Challenge: Pull every line holding the string "salines" from the records below.

Given information:
★ ★ ★

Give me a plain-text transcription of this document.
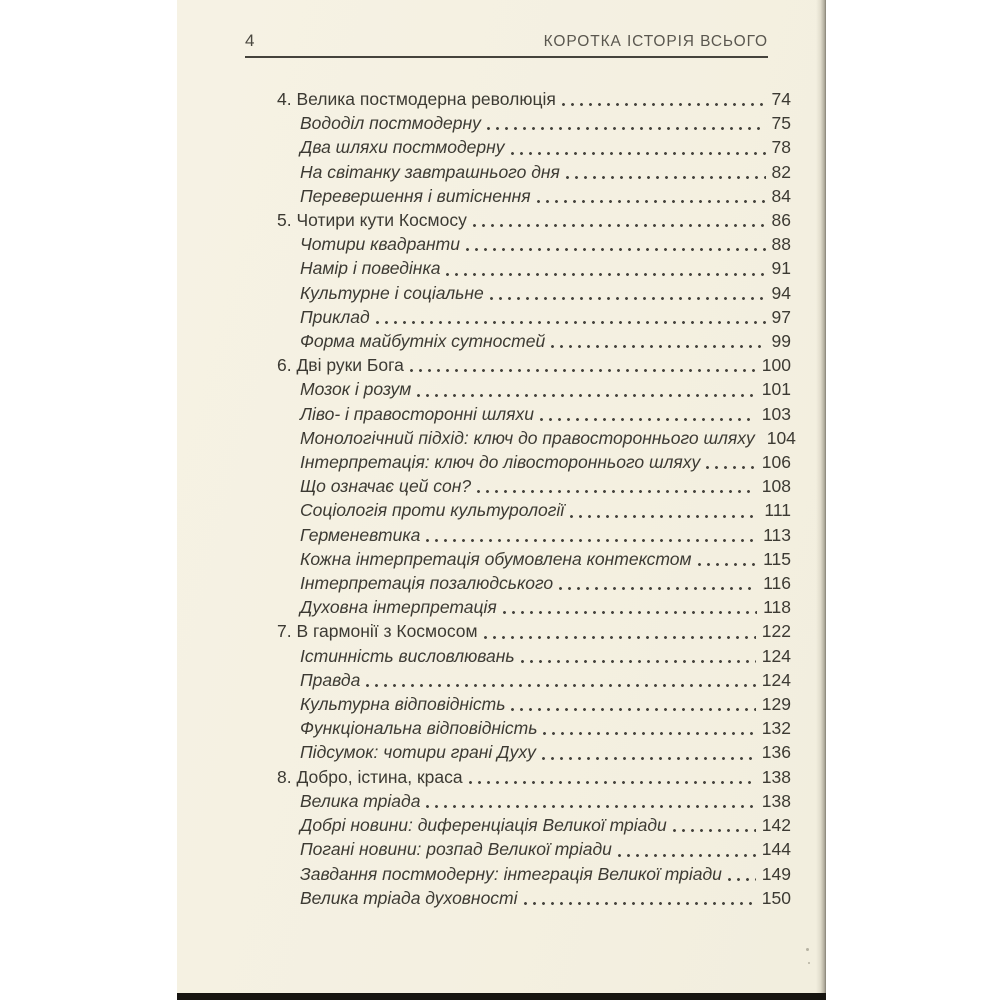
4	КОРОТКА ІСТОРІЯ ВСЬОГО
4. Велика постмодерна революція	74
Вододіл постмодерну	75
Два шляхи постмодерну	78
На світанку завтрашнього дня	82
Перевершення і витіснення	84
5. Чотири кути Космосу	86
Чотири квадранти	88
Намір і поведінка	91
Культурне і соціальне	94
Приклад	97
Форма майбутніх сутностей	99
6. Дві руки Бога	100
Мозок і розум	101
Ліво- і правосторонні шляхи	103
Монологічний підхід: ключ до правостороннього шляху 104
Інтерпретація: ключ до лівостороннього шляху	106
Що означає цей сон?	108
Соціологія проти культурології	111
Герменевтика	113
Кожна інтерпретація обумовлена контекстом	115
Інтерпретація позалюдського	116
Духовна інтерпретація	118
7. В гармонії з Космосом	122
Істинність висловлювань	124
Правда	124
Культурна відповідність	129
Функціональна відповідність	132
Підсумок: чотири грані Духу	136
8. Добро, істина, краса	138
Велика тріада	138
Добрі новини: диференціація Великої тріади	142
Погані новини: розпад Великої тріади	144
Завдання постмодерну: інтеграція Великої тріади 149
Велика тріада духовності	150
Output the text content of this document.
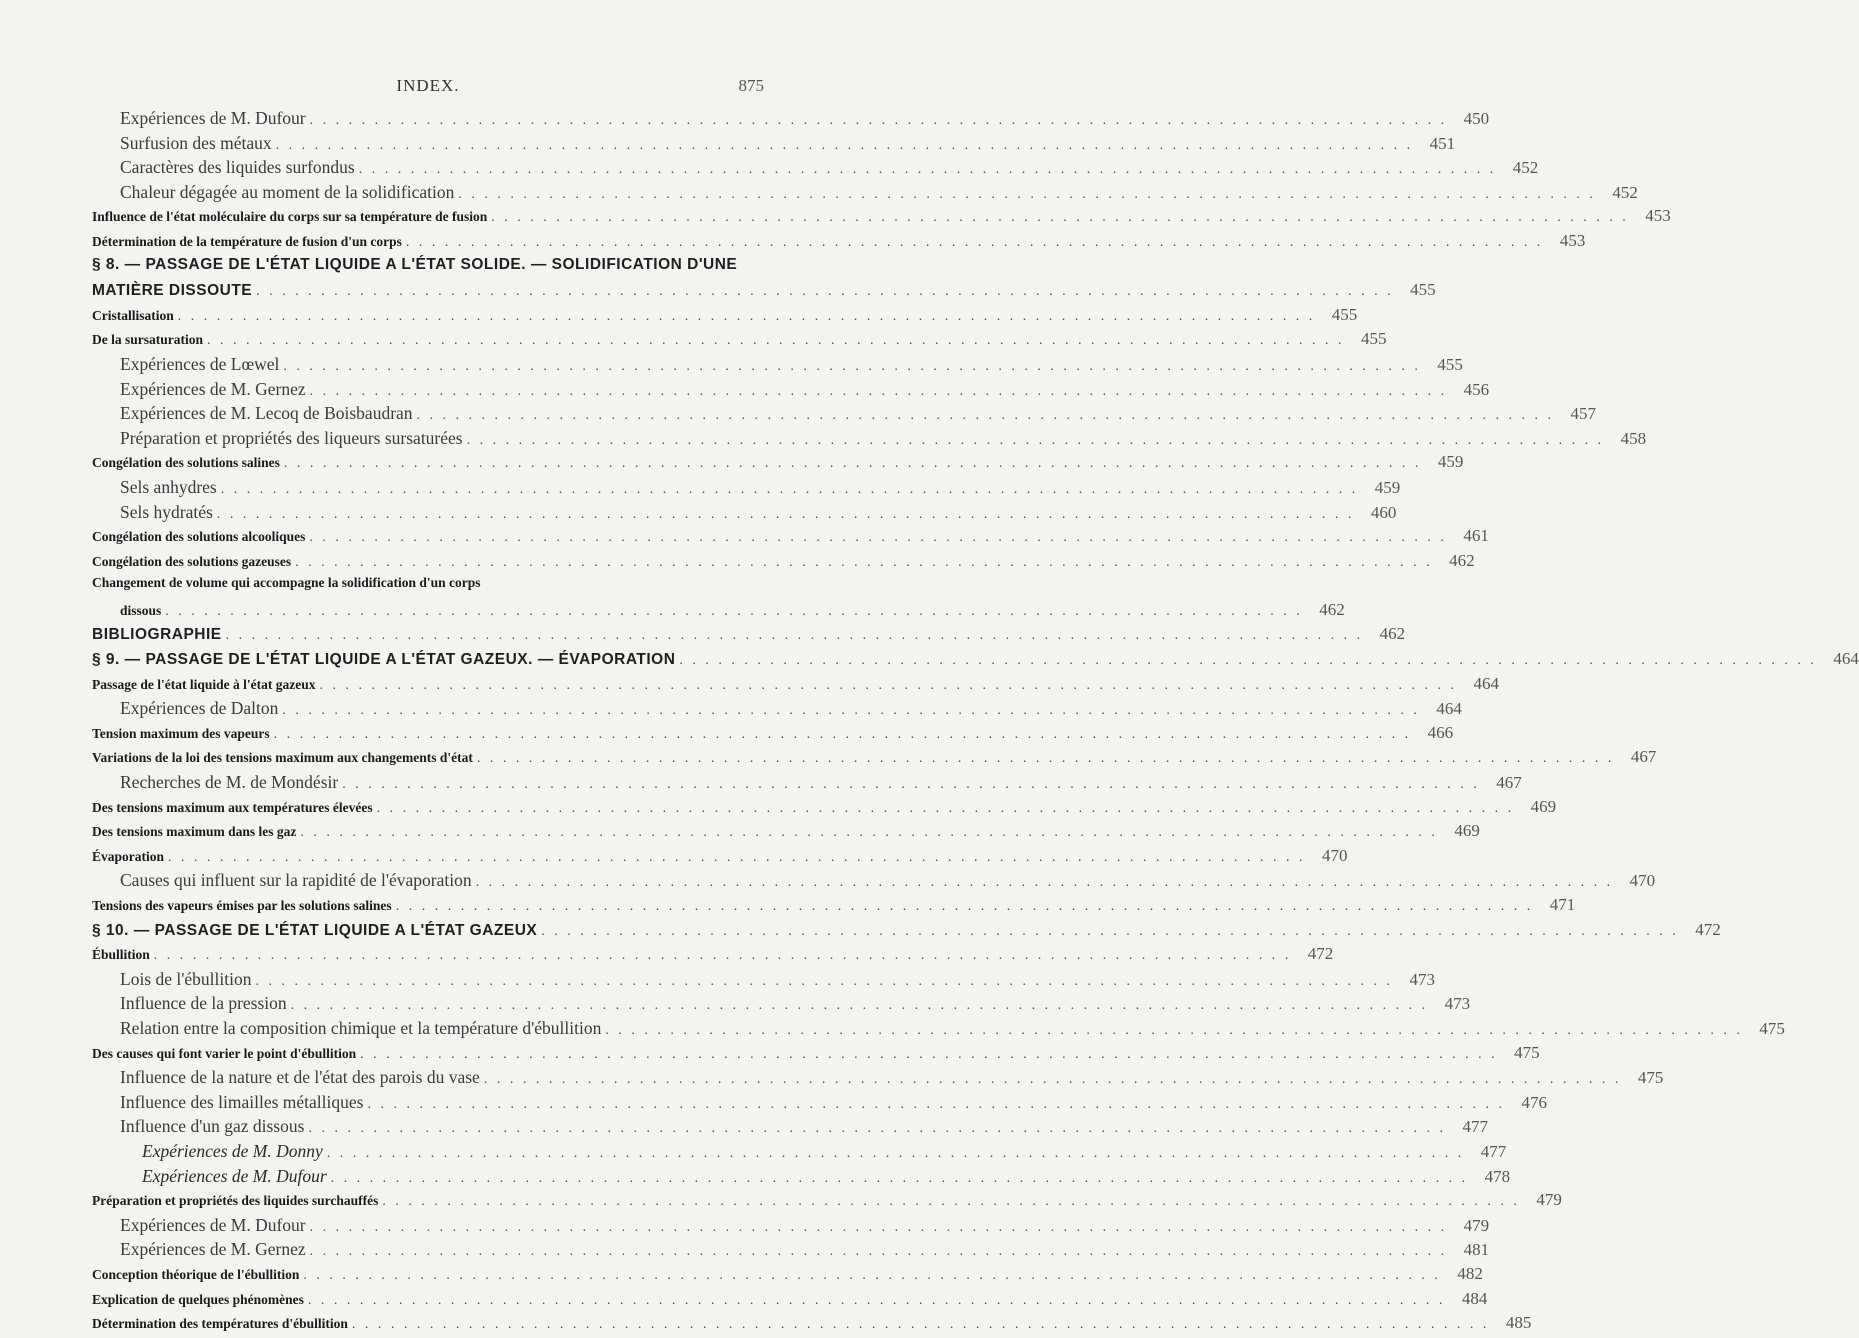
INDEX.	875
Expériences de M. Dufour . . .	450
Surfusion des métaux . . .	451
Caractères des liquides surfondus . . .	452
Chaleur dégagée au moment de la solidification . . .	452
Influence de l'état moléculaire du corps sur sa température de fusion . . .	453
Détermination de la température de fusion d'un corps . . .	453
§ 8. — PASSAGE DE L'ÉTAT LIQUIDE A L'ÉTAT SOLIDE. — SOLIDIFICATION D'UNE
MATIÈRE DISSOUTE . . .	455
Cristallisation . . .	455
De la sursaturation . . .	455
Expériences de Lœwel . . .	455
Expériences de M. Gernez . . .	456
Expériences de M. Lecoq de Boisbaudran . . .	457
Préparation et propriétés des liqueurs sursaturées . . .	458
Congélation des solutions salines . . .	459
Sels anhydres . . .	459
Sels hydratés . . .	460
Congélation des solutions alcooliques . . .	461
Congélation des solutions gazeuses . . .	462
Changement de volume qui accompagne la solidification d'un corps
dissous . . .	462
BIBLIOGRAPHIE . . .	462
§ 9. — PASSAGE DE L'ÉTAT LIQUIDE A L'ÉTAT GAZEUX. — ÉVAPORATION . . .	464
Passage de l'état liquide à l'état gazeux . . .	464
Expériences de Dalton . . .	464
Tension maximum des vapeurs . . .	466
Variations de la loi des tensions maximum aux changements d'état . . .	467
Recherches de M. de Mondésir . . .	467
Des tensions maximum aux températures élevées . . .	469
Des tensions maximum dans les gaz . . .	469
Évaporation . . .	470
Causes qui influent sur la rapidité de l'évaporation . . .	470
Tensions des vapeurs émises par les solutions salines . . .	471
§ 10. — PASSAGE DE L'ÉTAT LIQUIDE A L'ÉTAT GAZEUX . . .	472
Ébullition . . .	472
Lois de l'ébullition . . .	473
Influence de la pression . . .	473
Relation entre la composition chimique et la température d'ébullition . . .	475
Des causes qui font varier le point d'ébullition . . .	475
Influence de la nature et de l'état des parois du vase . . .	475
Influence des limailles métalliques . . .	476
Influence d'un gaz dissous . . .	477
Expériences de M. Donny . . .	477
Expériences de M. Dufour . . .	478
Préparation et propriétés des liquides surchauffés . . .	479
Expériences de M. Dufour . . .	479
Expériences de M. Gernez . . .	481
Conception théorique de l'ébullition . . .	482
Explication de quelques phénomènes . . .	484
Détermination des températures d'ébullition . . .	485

★ ★ ★

Response to the task:
Congélation des solutions salines . . .	459
Tensions des vapeurs émises par les solutions salines . . .	471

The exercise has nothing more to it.